▶ _What is expected_: Reproduce the material word for word; the images stay out.

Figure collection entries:

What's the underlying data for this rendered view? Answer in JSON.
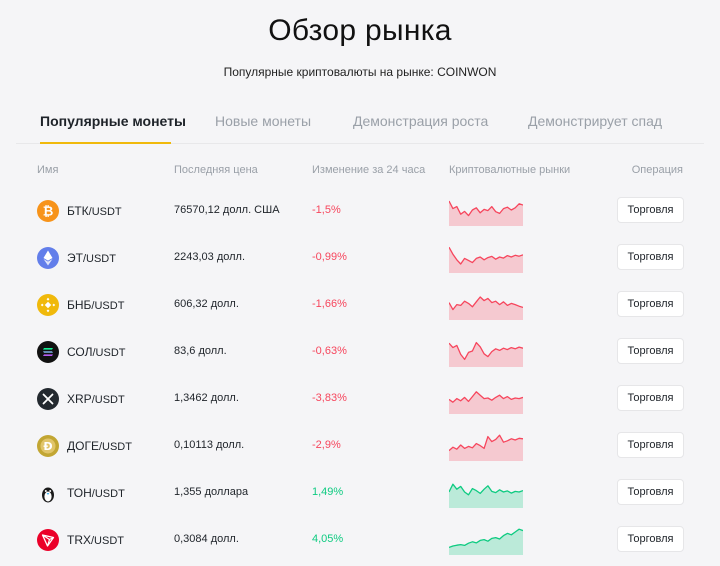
{
  "header": {
    "title": "Обзор рынка",
    "subtitle": "Популярные криптовалюты на рынке: COINWON"
  },
  "tabs": [
    {
      "label": "Популярные монеты",
      "active": true
    },
    {
      "label": "Новые монеты",
      "active": false
    },
    {
      "label": "Демонстрация роста",
      "active": false
    },
    {
      "label": "Демонстрирует спад",
      "active": false
    }
  ],
  "columns": {
    "name": "Имя",
    "last_price": "Последняя цена",
    "change_24h": "Изменение за 24 часа",
    "markets": "Криптовалютные рынки",
    "operation": "Операция"
  },
  "colors": {
    "down": "#f6465d",
    "up": "#0ecb81",
    "accent": "#f0b90b"
  },
  "rows": [
    {
      "icon": "bitcoin-icon",
      "icon_color": "#f7931a",
      "base": "БТК",
      "quote": "/USDT",
      "price": "76570,12 долл. США",
      "change": "-1,5%",
      "trend": "down",
      "action": "Торговля",
      "spark": [
        0.82,
        0.55,
        0.62,
        0.35,
        0.45,
        0.3,
        0.5,
        0.58,
        0.4,
        0.52,
        0.48,
        0.62,
        0.44,
        0.38,
        0.55,
        0.6,
        0.5,
        0.58,
        0.72,
        0.68
      ]
    },
    {
      "icon": "ethereum-icon",
      "icon_color": "#627eea",
      "base": "ЭТ",
      "quote": "/USDT",
      "price": "2243,03 долл.",
      "change": "-0,99%",
      "trend": "down",
      "action": "Торговля",
      "spark": [
        0.85,
        0.6,
        0.4,
        0.25,
        0.45,
        0.38,
        0.3,
        0.45,
        0.5,
        0.4,
        0.48,
        0.52,
        0.42,
        0.5,
        0.46,
        0.55,
        0.5,
        0.56,
        0.53,
        0.58
      ]
    },
    {
      "icon": "bnb-icon",
      "icon_color": "#f0b90b",
      "base": "БНБ",
      "quote": "/USDT",
      "price": "606,32 долл.",
      "change": "-1,66%",
      "trend": "down",
      "action": "Торговля",
      "spark": [
        0.55,
        0.3,
        0.48,
        0.45,
        0.6,
        0.52,
        0.4,
        0.58,
        0.75,
        0.62,
        0.7,
        0.55,
        0.6,
        0.48,
        0.58,
        0.45,
        0.52,
        0.48,
        0.42,
        0.38
      ]
    },
    {
      "icon": "solana-icon",
      "icon_color": "#111111",
      "base": "СОЛ",
      "quote": "/USDT",
      "price": "83,6 долл.",
      "change": "-0,63%",
      "trend": "down",
      "action": "Торговля",
      "spark": [
        0.78,
        0.62,
        0.7,
        0.38,
        0.2,
        0.45,
        0.5,
        0.8,
        0.65,
        0.4,
        0.3,
        0.48,
        0.58,
        0.52,
        0.6,
        0.55,
        0.62,
        0.58,
        0.64,
        0.6
      ]
    },
    {
      "icon": "xrp-icon",
      "icon_color": "#23292f",
      "base": "XRP",
      "quote": "/USDT",
      "price": "1,3462 долл.",
      "change": "-3,83%",
      "trend": "down",
      "action": "Торговля",
      "spark": [
        0.45,
        0.35,
        0.48,
        0.4,
        0.52,
        0.38,
        0.55,
        0.72,
        0.6,
        0.48,
        0.5,
        0.42,
        0.52,
        0.6,
        0.48,
        0.55,
        0.45,
        0.5,
        0.48,
        0.52
      ]
    },
    {
      "icon": "dogecoin-icon",
      "icon_color": "#c2a633",
      "base": "ДОГЕ",
      "quote": "/USDT",
      "price": "0,10113 долл.",
      "change": "-2,9%",
      "trend": "down",
      "action": "Торговля",
      "spark": [
        0.3,
        0.42,
        0.35,
        0.5,
        0.38,
        0.45,
        0.4,
        0.55,
        0.48,
        0.38,
        0.8,
        0.62,
        0.7,
        0.85,
        0.6,
        0.65,
        0.72,
        0.68,
        0.74,
        0.72
      ]
    },
    {
      "icon": "toncoin-icon",
      "icon_color": "#0098ea",
      "base": "ТОН",
      "quote": "/USDT",
      "price": "1,355 доллара",
      "change": "1,49%",
      "trend": "up",
      "action": "Торговля",
      "spark": [
        0.5,
        0.78,
        0.6,
        0.7,
        0.5,
        0.4,
        0.62,
        0.55,
        0.45,
        0.6,
        0.72,
        0.52,
        0.48,
        0.58,
        0.5,
        0.54,
        0.46,
        0.52,
        0.5,
        0.55
      ]
    },
    {
      "icon": "tron-icon",
      "icon_color": "#eb0029",
      "base": "TRX",
      "quote": "/USDT",
      "price": "0,3084 долл.",
      "change": "4,05%",
      "trend": "up",
      "action": "Торговля",
      "spark": [
        0.2,
        0.25,
        0.28,
        0.3,
        0.27,
        0.35,
        0.4,
        0.36,
        0.45,
        0.48,
        0.42,
        0.52,
        0.55,
        0.5,
        0.62,
        0.7,
        0.65,
        0.75,
        0.85,
        0.8
      ]
    }
  ]
}
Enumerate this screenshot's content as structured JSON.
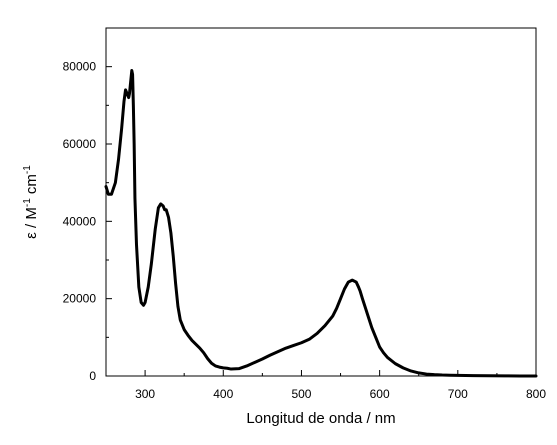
{
  "chart_data": {
    "type": "line",
    "xlabel": "Longitud de onda / nm",
    "ylabel": {
      "parts": [
        "ε / M",
        "-1",
        " cm",
        "-1"
      ]
    },
    "xlim": [
      250,
      800
    ],
    "ylim": [
      0,
      90000
    ],
    "xticks": [
      300,
      400,
      500,
      600,
      700,
      800
    ],
    "yticks": [
      0,
      20000,
      40000,
      60000,
      80000
    ],
    "xticklabels": [
      "300",
      "400",
      "500",
      "600",
      "700",
      "800"
    ],
    "yticklabels": [
      "0",
      "20000",
      "40000",
      "60000",
      "80000"
    ],
    "grid": false,
    "legend": "none",
    "line_color": "#000000",
    "series": [
      {
        "x": [
          250,
          253,
          257,
          262,
          266,
          270,
          273,
          275,
          277,
          279,
          280,
          281,
          283,
          284,
          285,
          286,
          287,
          289,
          292,
          295,
          298,
          300,
          304,
          308,
          313,
          317,
          320,
          323,
          325,
          327,
          330,
          333,
          336,
          339,
          342,
          345,
          350,
          355,
          360,
          365,
          370,
          375,
          380,
          385,
          390,
          395,
          400,
          405,
          410,
          420,
          430,
          440,
          450,
          460,
          470,
          480,
          490,
          500,
          510,
          520,
          530,
          540,
          545,
          550,
          555,
          560,
          565,
          570,
          573,
          575,
          578,
          582,
          586,
          590,
          595,
          600,
          605,
          610,
          620,
          630,
          640,
          650,
          660,
          670,
          680,
          690,
          700,
          720,
          740,
          760,
          780,
          800
        ],
        "y": [
          49000,
          47000,
          47000,
          50000,
          56000,
          64000,
          71000,
          74000,
          73000,
          72000,
          73000,
          75000,
          79000,
          78000,
          70000,
          60000,
          46000,
          34000,
          23000,
          19000,
          18300,
          19000,
          23000,
          29000,
          38000,
          43500,
          44500,
          44000,
          43000,
          43000,
          41000,
          37000,
          31000,
          24000,
          18000,
          14500,
          12000,
          10500,
          9200,
          8200,
          7200,
          6000,
          4500,
          3300,
          2600,
          2300,
          2100,
          2000,
          1800,
          1900,
          2600,
          3500,
          4400,
          5400,
          6300,
          7200,
          7900,
          8600,
          9500,
          11000,
          13000,
          15500,
          17500,
          20000,
          22500,
          24300,
          24800,
          24300,
          23000,
          22000,
          20000,
          17500,
          15000,
          12500,
          10000,
          7500,
          6000,
          4800,
          3200,
          2100,
          1300,
          800,
          500,
          350,
          250,
          200,
          150,
          100,
          60,
          30,
          10,
          0
        ]
      }
    ]
  }
}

▶ _Result of the task_:
What's the underlying data for this rendered view? Answer in JSON.
{
  "header": {
    "title": "Обзор рынка",
    "subtitle": "Популярные криптовалюты на рынке: COINWON"
  },
  "tabs": [
    {
      "label": "Популярные монеты",
      "active": true
    },
    {
      "label": "Новые монеты",
      "active": false
    },
    {
      "label": "Демонстрация роста",
      "active": false
    },
    {
      "label": "Демонстрирует спад",
      "active": false
    }
  ],
  "columns": {
    "name": "Имя",
    "last_price": "Последняя цена",
    "change_24h": "Изменение за 24 часа",
    "markets": "Криптовалютные рынки",
    "operation": "Операция"
  },
  "colors": {
    "down": "#f6465d",
    "up": "#0ecb81",
    "accent": "#f0b90b"
  },
  "rows": [
    {
      "icon": "bitcoin-icon",
      "icon_color": "#f7931a",
      "base": "БТК",
      "quote": "/USDT",
      "price": "76570,12 долл. США",
      "change": "-1,5%",
      "trend": "down",
      "action": "Торговля",
      "spark": [
        0.82,
        0.55,
        0.62,
        0.35,
        0.45,
        0.3,
        0.5,
        0.58,
        0.4,
        0.52,
        0.48,
        0.62,
        0.44,
        0.38,
        0.55,
        0.6,
        0.5,
        0.58,
        0.72,
        0.68
      ]
    },
    {
      "icon": "ethereum-icon",
      "icon_color": "#627eea",
      "base": "ЭТ",
      "quote": "/USDT",
      "price": "2243,03 долл.",
      "change": "-0,99%",
      "trend": "down",
      "action": "Торговля",
      "spark": [
        0.85,
        0.6,
        0.4,
        0.25,
        0.45,
        0.38,
        0.3,
        0.45,
        0.5,
        0.4,
        0.48,
        0.52,
        0.42,
        0.5,
        0.46,
        0.55,
        0.5,
        0.56,
        0.53,
        0.58
      ]
    },
    {
      "icon": "bnb-icon",
      "icon_color": "#f0b90b",
      "base": "БНБ",
      "quote": "/USDT",
      "price": "606,32 долл.",
      "change": "-1,66%",
      "trend": "down",
      "action": "Торговля",
      "spark": [
        0.55,
        0.3,
        0.48,
        0.45,
        0.6,
        0.52,
        0.4,
        0.58,
        0.75,
        0.62,
        0.7,
        0.55,
        0.6,
        0.48,
        0.58,
        0.45,
        0.52,
        0.48,
        0.42,
        0.38
      ]
    },
    {
      "icon": "solana-icon",
      "icon_color": "#111111",
      "base": "СОЛ",
      "quote": "/USDT",
      "price": "83,6 долл.",
      "change": "-0,63%",
      "trend": "down",
      "action": "Торговля",
      "spark": [
        0.78,
        0.62,
        0.7,
        0.38,
        0.2,
        0.45,
        0.5,
        0.8,
        0.65,
        0.4,
        0.3,
        0.48,
        0.58,
        0.52,
        0.6,
        0.55,
        0.62,
        0.58,
        0.64,
        0.6
      ]
    },
    {
      "icon": "xrp-icon",
      "icon_color": "#23292f",
      "base": "XRP",
      "quote": "/USDT",
      "price": "1,3462 долл.",
      "change": "-3,83%",
      "trend": "down",
      "action": "Торговля",
      "spark": [
        0.45,
        0.35,
        0.48,
        0.4,
        0.52,
        0.38,
        0.55,
        0.72,
        0.6,
        0.48,
        0.5,
        0.42,
        0.52,
        0.6,
        0.48,
        0.55,
        0.45,
        0.5,
        0.48,
        0.52
      ]
    },
    {
      "icon": "dogecoin-icon",
      "icon_color": "#c2a633",
      "base": "ДОГЕ",
      "quote": "/USDT",
      "price": "0,10113 долл.",
      "change": "-2,9%",
      "trend": "down",
      "action": "Торговля",
      "spark": [
        0.3,
        0.42,
        0.35,
        0.5,
        0.38,
        0.45,
        0.4,
        0.55,
        0.48,
        0.38,
        0.8,
        0.62,
        0.7,
        0.85,
        0.6,
        0.65,
        0.72,
        0.68,
        0.74,
        0.72
      ]
    },
    {
      "icon": "toncoin-icon",
      "icon_color": "#0098ea",
      "base": "ТОН",
      "quote": "/USDT",
      "price": "1,355 доллара",
      "change": "1,49%",
      "trend": "up",
      "action": "Торговля",
      "spark": [
        0.5,
        0.78,
        0.6,
        0.7,
        0.5,
        0.4,
        0.62,
        0.55,
        0.45,
        0.6,
        0.72,
        0.52,
        0.48,
        0.58,
        0.5,
        0.54,
        0.46,
        0.52,
        0.5,
        0.55
      ]
    },
    {
      "icon": "tron-icon",
      "icon_color": "#eb0029",
      "base": "TRX",
      "quote": "/USDT",
      "price": "0,3084 долл.",
      "change": "4,05%",
      "trend": "up",
      "action": "Торговля",
      "spark": [
        0.2,
        0.25,
        0.28,
        0.3,
        0.27,
        0.35,
        0.4,
        0.36,
        0.45,
        0.48,
        0.42,
        0.52,
        0.55,
        0.5,
        0.62,
        0.7,
        0.65,
        0.75,
        0.85,
        0.8
      ]
    }
  ]
}
Enumerate this screenshot's content as structured JSON.
{
  "chart_data": {
    "type": "line",
    "xlabel": "Longitud de onda / nm",
    "ylabel": {
      "parts": [
        "ε / M",
        "-1",
        " cm",
        "-1"
      ]
    },
    "xlim": [
      250,
      800
    ],
    "ylim": [
      0,
      90000
    ],
    "xticks": [
      300,
      400,
      500,
      600,
      700,
      800
    ],
    "yticks": [
      0,
      20000,
      40000,
      60000,
      80000
    ],
    "xticklabels": [
      "300",
      "400",
      "500",
      "600",
      "700",
      "800"
    ],
    "yticklabels": [
      "0",
      "20000",
      "40000",
      "60000",
      "80000"
    ],
    "grid": false,
    "legend": "none",
    "line_color": "#000000",
    "series": [
      {
        "x": [
          250,
          253,
          257,
          262,
          266,
          270,
          273,
          275,
          277,
          279,
          280,
          281,
          283,
          284,
          285,
          286,
          287,
          289,
          292,
          295,
          298,
          300,
          304,
          308,
          313,
          317,
          320,
          323,
          325,
          327,
          330,
          333,
          336,
          339,
          342,
          345,
          350,
          355,
          360,
          365,
          370,
          375,
          380,
          385,
          390,
          395,
          400,
          405,
          410,
          420,
          430,
          440,
          450,
          460,
          470,
          480,
          490,
          500,
          510,
          520,
          530,
          540,
          545,
          550,
          555,
          560,
          565,
          570,
          573,
          575,
          578,
          582,
          586,
          590,
          595,
          600,
          605,
          610,
          620,
          630,
          640,
          650,
          660,
          670,
          680,
          690,
          700,
          720,
          740,
          760,
          780,
          800
        ],
        "y": [
          49000,
          47000,
          47000,
          50000,
          56000,
          64000,
          71000,
          74000,
          73000,
          72000,
          73000,
          75000,
          79000,
          78000,
          70000,
          60000,
          46000,
          34000,
          23000,
          19000,
          18300,
          19000,
          23000,
          29000,
          38000,
          43500,
          44500,
          44000,
          43000,
          43000,
          41000,
          37000,
          31000,
          24000,
          18000,
          14500,
          12000,
          10500,
          9200,
          8200,
          7200,
          6000,
          4500,
          3300,
          2600,
          2300,
          2100,
          2000,
          1800,
          1900,
          2600,
          3500,
          4400,
          5400,
          6300,
          7200,
          7900,
          8600,
          9500,
          11000,
          13000,
          15500,
          17500,
          20000,
          22500,
          24300,
          24800,
          24300,
          23000,
          22000,
          20000,
          17500,
          15000,
          12500,
          10000,
          7500,
          6000,
          4800,
          3200,
          2100,
          1300,
          800,
          500,
          350,
          250,
          200,
          150,
          100,
          60,
          30,
          10,
          0
        ]
      }
    ]
  }
}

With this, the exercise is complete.